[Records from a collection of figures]
◆ ◆ ◆ ◆ ◆ ◆ ◆
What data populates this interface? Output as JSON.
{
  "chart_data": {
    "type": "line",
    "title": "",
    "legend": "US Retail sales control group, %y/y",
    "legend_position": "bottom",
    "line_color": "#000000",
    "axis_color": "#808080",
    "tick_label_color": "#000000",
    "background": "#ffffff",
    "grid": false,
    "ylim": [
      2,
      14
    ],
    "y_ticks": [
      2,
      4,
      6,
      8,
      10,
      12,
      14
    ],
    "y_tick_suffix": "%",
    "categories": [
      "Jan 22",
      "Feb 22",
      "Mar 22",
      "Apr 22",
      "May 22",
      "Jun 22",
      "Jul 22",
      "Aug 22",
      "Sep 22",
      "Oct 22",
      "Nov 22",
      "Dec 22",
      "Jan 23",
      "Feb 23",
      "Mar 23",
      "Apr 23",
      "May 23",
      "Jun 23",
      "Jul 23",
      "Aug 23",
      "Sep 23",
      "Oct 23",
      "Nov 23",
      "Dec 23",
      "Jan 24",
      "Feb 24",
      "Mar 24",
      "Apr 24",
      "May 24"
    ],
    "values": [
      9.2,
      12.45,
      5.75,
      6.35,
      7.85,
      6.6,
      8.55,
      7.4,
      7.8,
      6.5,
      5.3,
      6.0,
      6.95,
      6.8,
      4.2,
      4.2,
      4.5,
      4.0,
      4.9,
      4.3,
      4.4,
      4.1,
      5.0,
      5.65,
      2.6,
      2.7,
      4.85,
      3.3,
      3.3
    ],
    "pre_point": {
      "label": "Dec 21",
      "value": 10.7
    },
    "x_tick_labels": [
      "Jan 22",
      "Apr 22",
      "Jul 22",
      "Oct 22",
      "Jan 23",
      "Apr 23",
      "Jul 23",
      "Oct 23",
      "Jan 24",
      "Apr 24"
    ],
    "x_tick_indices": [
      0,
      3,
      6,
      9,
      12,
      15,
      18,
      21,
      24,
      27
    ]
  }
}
◆ ◆ ◆ ◆ ◆ ◆ ◆
## WHAT THIS TASK INVOLVES
Would you reproduce the material above in full, exactly as given?

## EXPECTED OUTPUT
What data populates this interface? Output as JSON.
{
  "chart_data": {
    "type": "line",
    "title": "",
    "legend": "US Retail sales control group, %y/y",
    "legend_position": "bottom",
    "line_color": "#000000",
    "axis_color": "#808080",
    "tick_label_color": "#000000",
    "background": "#ffffff",
    "grid": false,
    "ylim": [
      2,
      14
    ],
    "y_ticks": [
      2,
      4,
      6,
      8,
      10,
      12,
      14
    ],
    "y_tick_suffix": "%",
    "categories": [
      "Jan 22",
      "Feb 22",
      "Mar 22",
      "Apr 22",
      "May 22",
      "Jun 22",
      "Jul 22",
      "Aug 22",
      "Sep 22",
      "Oct 22",
      "Nov 22",
      "Dec 22",
      "Jan 23",
      "Feb 23",
      "Mar 23",
      "Apr 23",
      "May 23",
      "Jun 23",
      "Jul 23",
      "Aug 23",
      "Sep 23",
      "Oct 23",
      "Nov 23",
      "Dec 23",
      "Jan 24",
      "Feb 24",
      "Mar 24",
      "Apr 24",
      "May 24"
    ],
    "values": [
      9.2,
      12.45,
      5.75,
      6.35,
      7.85,
      6.6,
      8.55,
      7.4,
      7.8,
      6.5,
      5.3,
      6.0,
      6.95,
      6.8,
      4.2,
      4.2,
      4.5,
      4.0,
      4.9,
      4.3,
      4.4,
      4.1,
      5.0,
      5.65,
      2.6,
      2.7,
      4.85,
      3.3,
      3.3
    ],
    "pre_point": {
      "label": "Dec 21",
      "value": 10.7
    },
    "x_tick_labels": [
      "Jan 22",
      "Apr 22",
      "Jul 22",
      "Oct 22",
      "Jan 23",
      "Apr 23",
      "Jul 23",
      "Oct 23",
      "Jan 24",
      "Apr 24"
    ],
    "x_tick_indices": [
      0,
      3,
      6,
      9,
      12,
      15,
      18,
      21,
      24,
      27
    ]
  }
}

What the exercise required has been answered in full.